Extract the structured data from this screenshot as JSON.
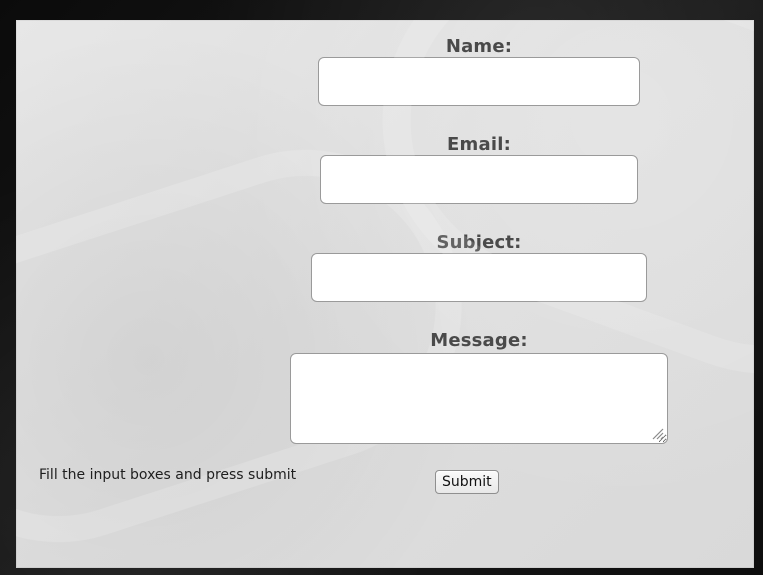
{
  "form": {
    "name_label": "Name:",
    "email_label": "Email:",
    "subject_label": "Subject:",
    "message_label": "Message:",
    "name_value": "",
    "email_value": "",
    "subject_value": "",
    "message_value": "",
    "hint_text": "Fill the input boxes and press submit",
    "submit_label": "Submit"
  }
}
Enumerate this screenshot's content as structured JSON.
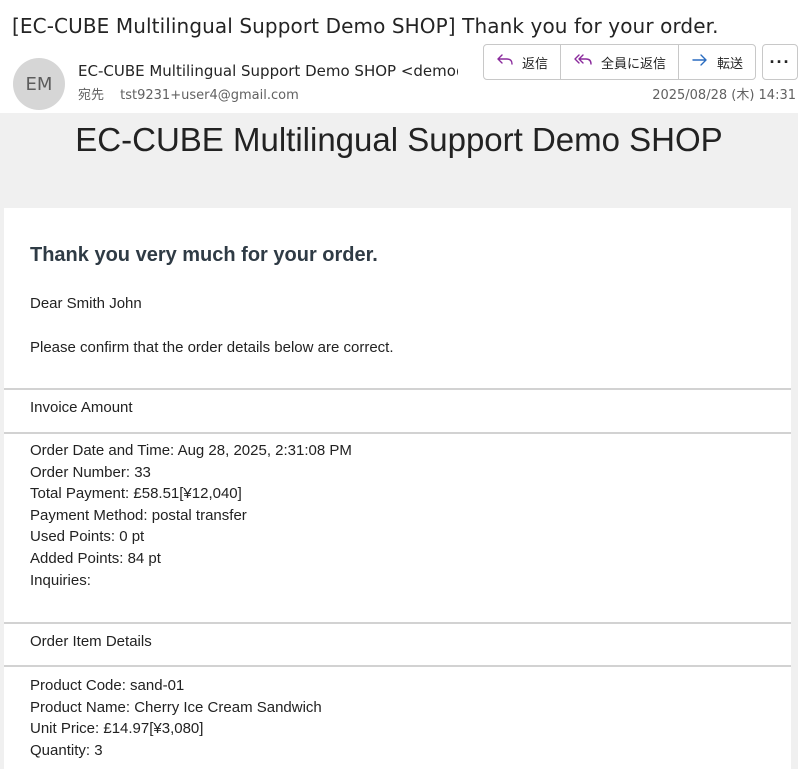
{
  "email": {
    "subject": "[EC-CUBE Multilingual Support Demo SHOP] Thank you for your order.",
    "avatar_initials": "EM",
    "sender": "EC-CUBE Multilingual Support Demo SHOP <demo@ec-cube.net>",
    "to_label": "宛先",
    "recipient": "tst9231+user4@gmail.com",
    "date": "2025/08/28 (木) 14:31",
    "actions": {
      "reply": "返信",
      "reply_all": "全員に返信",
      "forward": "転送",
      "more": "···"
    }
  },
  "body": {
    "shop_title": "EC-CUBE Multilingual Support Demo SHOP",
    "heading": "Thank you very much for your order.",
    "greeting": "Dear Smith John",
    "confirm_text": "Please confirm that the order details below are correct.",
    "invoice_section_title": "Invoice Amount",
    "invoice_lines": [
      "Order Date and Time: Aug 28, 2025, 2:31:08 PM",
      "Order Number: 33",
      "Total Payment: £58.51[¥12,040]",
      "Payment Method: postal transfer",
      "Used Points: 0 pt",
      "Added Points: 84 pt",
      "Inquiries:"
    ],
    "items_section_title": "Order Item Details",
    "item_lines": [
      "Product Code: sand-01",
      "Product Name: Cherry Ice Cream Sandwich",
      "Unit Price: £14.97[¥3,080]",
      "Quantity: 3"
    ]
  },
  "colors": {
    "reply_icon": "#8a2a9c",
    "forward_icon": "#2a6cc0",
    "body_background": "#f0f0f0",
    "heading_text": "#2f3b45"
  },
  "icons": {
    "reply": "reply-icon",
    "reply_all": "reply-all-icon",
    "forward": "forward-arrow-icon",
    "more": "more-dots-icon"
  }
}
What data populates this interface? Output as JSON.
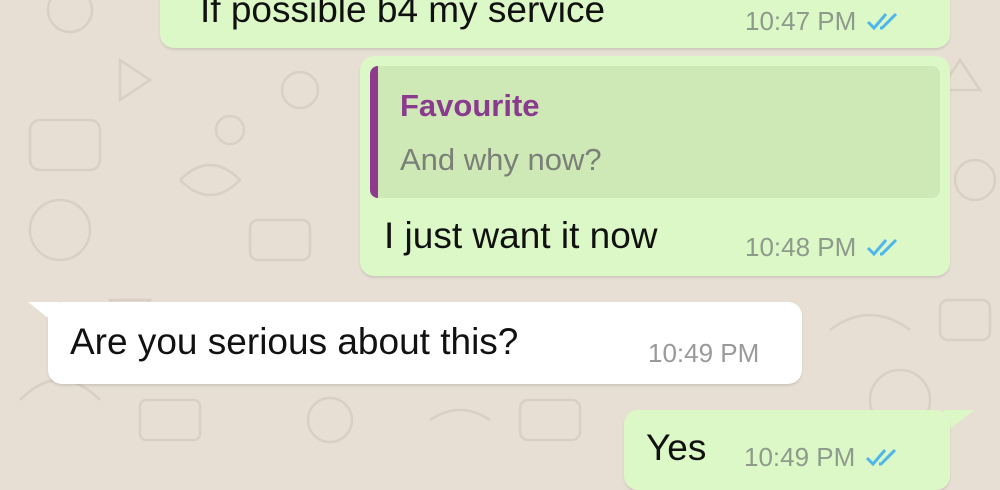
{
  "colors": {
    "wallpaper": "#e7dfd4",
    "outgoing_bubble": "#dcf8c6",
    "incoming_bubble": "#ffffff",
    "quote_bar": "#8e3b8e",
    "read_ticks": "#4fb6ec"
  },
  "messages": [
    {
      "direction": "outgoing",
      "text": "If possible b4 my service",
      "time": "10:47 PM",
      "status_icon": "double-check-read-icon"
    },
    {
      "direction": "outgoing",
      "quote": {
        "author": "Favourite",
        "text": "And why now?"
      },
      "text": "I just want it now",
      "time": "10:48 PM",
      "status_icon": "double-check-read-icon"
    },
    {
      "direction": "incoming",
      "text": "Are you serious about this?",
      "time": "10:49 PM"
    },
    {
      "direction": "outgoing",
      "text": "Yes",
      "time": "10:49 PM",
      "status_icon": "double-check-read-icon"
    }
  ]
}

────────────────────────────────────────

**Short exercise**: For the listing above, identify each line bearing "your".

**Response below**:
    "subject": "[EC-CUBE Multilingual Support Demo SHOP] Thank you for your order.",
    "heading": "Thank you very much for your order.",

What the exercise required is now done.